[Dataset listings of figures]
....

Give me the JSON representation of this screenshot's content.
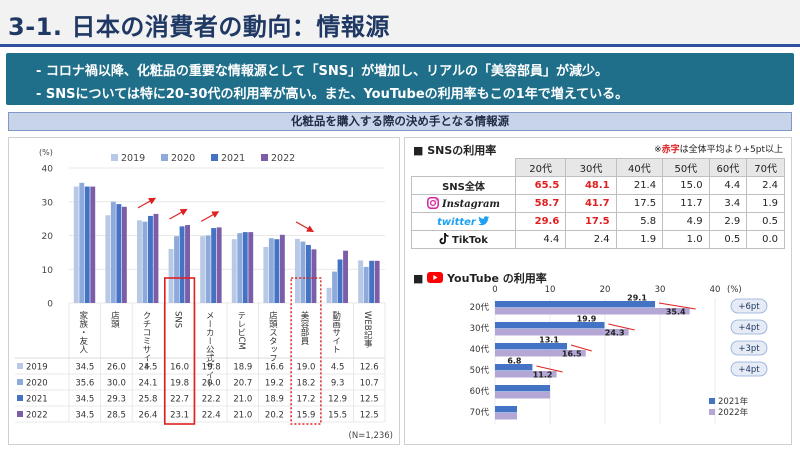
{
  "page": {
    "title": "3-1. 日本の消費者の動向：情報源",
    "summary": [
      "- コロナ禍以降、化粧品の重要な情報源として「SNS」が増加し、リアルの「美容部員」が減少。",
      "- SNSについては特に20-30代の利用率が高い。また、YouTubeの利用率もこの1年で増えている。"
    ],
    "banner": "化粧品を購入する際の決め手となる情報源"
  },
  "colors": {
    "y2019": "#b7c9e6",
    "y2020": "#8eaadb",
    "y2021": "#4472c4",
    "y2022": "#7b5ea7",
    "highlight": "#e02020",
    "header": "#1f3864",
    "summary_bg": "#1f6f8b"
  },
  "left_chart": {
    "unit": "(%)",
    "sample_note": "(N=1,236)",
    "chart_data": {
      "type": "bar",
      "categories": [
        "家族・友人",
        "店頭",
        "クチコミサイト",
        "SNS",
        "メーカー公式サイト",
        "テレビCM",
        "店頭スタッフ",
        "美容部員",
        "動画サイト",
        "WEB記事"
      ],
      "series": [
        {
          "name": "2019",
          "values": [
            34.5,
            26.0,
            24.5,
            16.0,
            19.8,
            18.9,
            16.6,
            19.0,
            4.5,
            12.6
          ]
        },
        {
          "name": "2020",
          "values": [
            35.6,
            30.0,
            24.1,
            19.8,
            20.0,
            20.7,
            19.2,
            18.2,
            9.3,
            10.7
          ]
        },
        {
          "name": "2021",
          "values": [
            34.5,
            29.3,
            25.8,
            22.7,
            22.2,
            21.0,
            18.9,
            17.2,
            12.9,
            12.5
          ]
        },
        {
          "name": "2022",
          "values": [
            34.5,
            28.5,
            26.4,
            23.1,
            22.4,
            21.0,
            20.2,
            15.9,
            15.5,
            12.5
          ]
        }
      ],
      "yticks": [
        "0",
        "10",
        "20",
        "30",
        "40"
      ],
      "ylim": [
        0,
        40
      ],
      "legend_position": "top",
      "highlight_solid": "SNS",
      "highlight_dotted": "美容部員"
    }
  },
  "sns_table": {
    "title": "SNSの利用率",
    "note_prefix": "※",
    "note_red": "赤字",
    "note_suffix": "は全体平均より+5pt以上",
    "columns": [
      "20代",
      "30代",
      "40代",
      "50代",
      "60代",
      "70代"
    ],
    "rows": [
      {
        "label": "SNS全体",
        "icon": "none",
        "values": [
          "65.5",
          "48.1",
          "21.4",
          "15.0",
          "4.4",
          "2.4"
        ],
        "red": [
          true,
          true,
          false,
          false,
          false,
          false
        ]
      },
      {
        "label": "Instagram",
        "icon": "instagram-icon",
        "values": [
          "58.7",
          "41.7",
          "17.5",
          "11.7",
          "3.4",
          "1.9"
        ],
        "red": [
          true,
          true,
          false,
          false,
          false,
          false
        ]
      },
      {
        "label": "twitter",
        "icon": "twitter-icon",
        "values": [
          "29.6",
          "17.5",
          "5.8",
          "4.9",
          "2.9",
          "0.5"
        ],
        "red": [
          true,
          true,
          false,
          false,
          false,
          false
        ]
      },
      {
        "label": "TikTok",
        "icon": "tiktok-icon",
        "values": [
          "4.4",
          "2.4",
          "1.9",
          "1.0",
          "0.5",
          "0.0"
        ],
        "red": [
          false,
          false,
          false,
          false,
          false,
          false
        ]
      }
    ]
  },
  "youtube_chart": {
    "title_brand": "YouTube",
    "title_suffix": "の利用率",
    "unit": "(%)",
    "chart_data": {
      "type": "bar",
      "orientation": "horizontal",
      "categories": [
        "20代",
        "30代",
        "40代",
        "50代",
        "60代",
        "70代"
      ],
      "xticks": [
        "0",
        "10",
        "20",
        "30",
        "40"
      ],
      "xlim": [
        0,
        40
      ],
      "series": [
        {
          "name": "2021年",
          "values": [
            29.1,
            19.9,
            13.1,
            6.8,
            10.0,
            4.0
          ]
        },
        {
          "name": "2022年",
          "values": [
            35.4,
            24.3,
            16.5,
            11.2,
            10.0,
            4.0
          ]
        }
      ],
      "labels_2021": [
        "29.1",
        "19.9",
        "13.1",
        "6.8",
        "",
        ""
      ],
      "labels_2022": [
        "35.4",
        "24.3",
        "16.5",
        "11.2",
        "",
        ""
      ],
      "deltas": [
        "+6pt",
        "+4pt",
        "+3pt",
        "+4pt"
      ],
      "legend_position": "bottom-right"
    }
  }
}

....

SET PROBLEM: Pictures stay out of the copy; please restate every record above exactly.

TASK SOLUTION:
Give me the JSON representation of this screenshot's content.
{
  "page": {
    "title": "3-1. 日本の消費者の動向：情報源",
    "summary": [
      "- コロナ禍以降、化粧品の重要な情報源として「SNS」が増加し、リアルの「美容部員」が減少。",
      "- SNSについては特に20-30代の利用率が高い。また、YouTubeの利用率もこの1年で増えている。"
    ],
    "banner": "化粧品を購入する際の決め手となる情報源"
  },
  "colors": {
    "y2019": "#b7c9e6",
    "y2020": "#8eaadb",
    "y2021": "#4472c4",
    "y2022": "#7b5ea7",
    "highlight": "#e02020",
    "header": "#1f3864",
    "summary_bg": "#1f6f8b"
  },
  "left_chart": {
    "unit": "(%)",
    "sample_note": "(N=1,236)",
    "chart_data": {
      "type": "bar",
      "categories": [
        "家族・友人",
        "店頭",
        "クチコミサイト",
        "SNS",
        "メーカー公式サイト",
        "テレビCM",
        "店頭スタッフ",
        "美容部員",
        "動画サイト",
        "WEB記事"
      ],
      "series": [
        {
          "name": "2019",
          "values": [
            34.5,
            26.0,
            24.5,
            16.0,
            19.8,
            18.9,
            16.6,
            19.0,
            4.5,
            12.6
          ]
        },
        {
          "name": "2020",
          "values": [
            35.6,
            30.0,
            24.1,
            19.8,
            20.0,
            20.7,
            19.2,
            18.2,
            9.3,
            10.7
          ]
        },
        {
          "name": "2021",
          "values": [
            34.5,
            29.3,
            25.8,
            22.7,
            22.2,
            21.0,
            18.9,
            17.2,
            12.9,
            12.5
          ]
        },
        {
          "name": "2022",
          "values": [
            34.5,
            28.5,
            26.4,
            23.1,
            22.4,
            21.0,
            20.2,
            15.9,
            15.5,
            12.5
          ]
        }
      ],
      "yticks": [
        "0",
        "10",
        "20",
        "30",
        "40"
      ],
      "ylim": [
        0,
        40
      ],
      "legend_position": "top",
      "highlight_solid": "SNS",
      "highlight_dotted": "美容部員"
    }
  },
  "sns_table": {
    "title": "SNSの利用率",
    "note_prefix": "※",
    "note_red": "赤字",
    "note_suffix": "は全体平均より+5pt以上",
    "columns": [
      "20代",
      "30代",
      "40代",
      "50代",
      "60代",
      "70代"
    ],
    "rows": [
      {
        "label": "SNS全体",
        "icon": "none",
        "values": [
          "65.5",
          "48.1",
          "21.4",
          "15.0",
          "4.4",
          "2.4"
        ],
        "red": [
          true,
          true,
          false,
          false,
          false,
          false
        ]
      },
      {
        "label": "Instagram",
        "icon": "instagram-icon",
        "values": [
          "58.7",
          "41.7",
          "17.5",
          "11.7",
          "3.4",
          "1.9"
        ],
        "red": [
          true,
          true,
          false,
          false,
          false,
          false
        ]
      },
      {
        "label": "twitter",
        "icon": "twitter-icon",
        "values": [
          "29.6",
          "17.5",
          "5.8",
          "4.9",
          "2.9",
          "0.5"
        ],
        "red": [
          true,
          true,
          false,
          false,
          false,
          false
        ]
      },
      {
        "label": "TikTok",
        "icon": "tiktok-icon",
        "values": [
          "4.4",
          "2.4",
          "1.9",
          "1.0",
          "0.5",
          "0.0"
        ],
        "red": [
          false,
          false,
          false,
          false,
          false,
          false
        ]
      }
    ]
  },
  "youtube_chart": {
    "title_brand": "YouTube",
    "title_suffix": "の利用率",
    "unit": "(%)",
    "chart_data": {
      "type": "bar",
      "orientation": "horizontal",
      "categories": [
        "20代",
        "30代",
        "40代",
        "50代",
        "60代",
        "70代"
      ],
      "xticks": [
        "0",
        "10",
        "20",
        "30",
        "40"
      ],
      "xlim": [
        0,
        40
      ],
      "series": [
        {
          "name": "2021年",
          "values": [
            29.1,
            19.9,
            13.1,
            6.8,
            10.0,
            4.0
          ]
        },
        {
          "name": "2022年",
          "values": [
            35.4,
            24.3,
            16.5,
            11.2,
            10.0,
            4.0
          ]
        }
      ],
      "labels_2021": [
        "29.1",
        "19.9",
        "13.1",
        "6.8",
        "",
        ""
      ],
      "labels_2022": [
        "35.4",
        "24.3",
        "16.5",
        "11.2",
        "",
        ""
      ],
      "deltas": [
        "+6pt",
        "+4pt",
        "+3pt",
        "+4pt"
      ],
      "legend_position": "bottom-right"
    }
  }
}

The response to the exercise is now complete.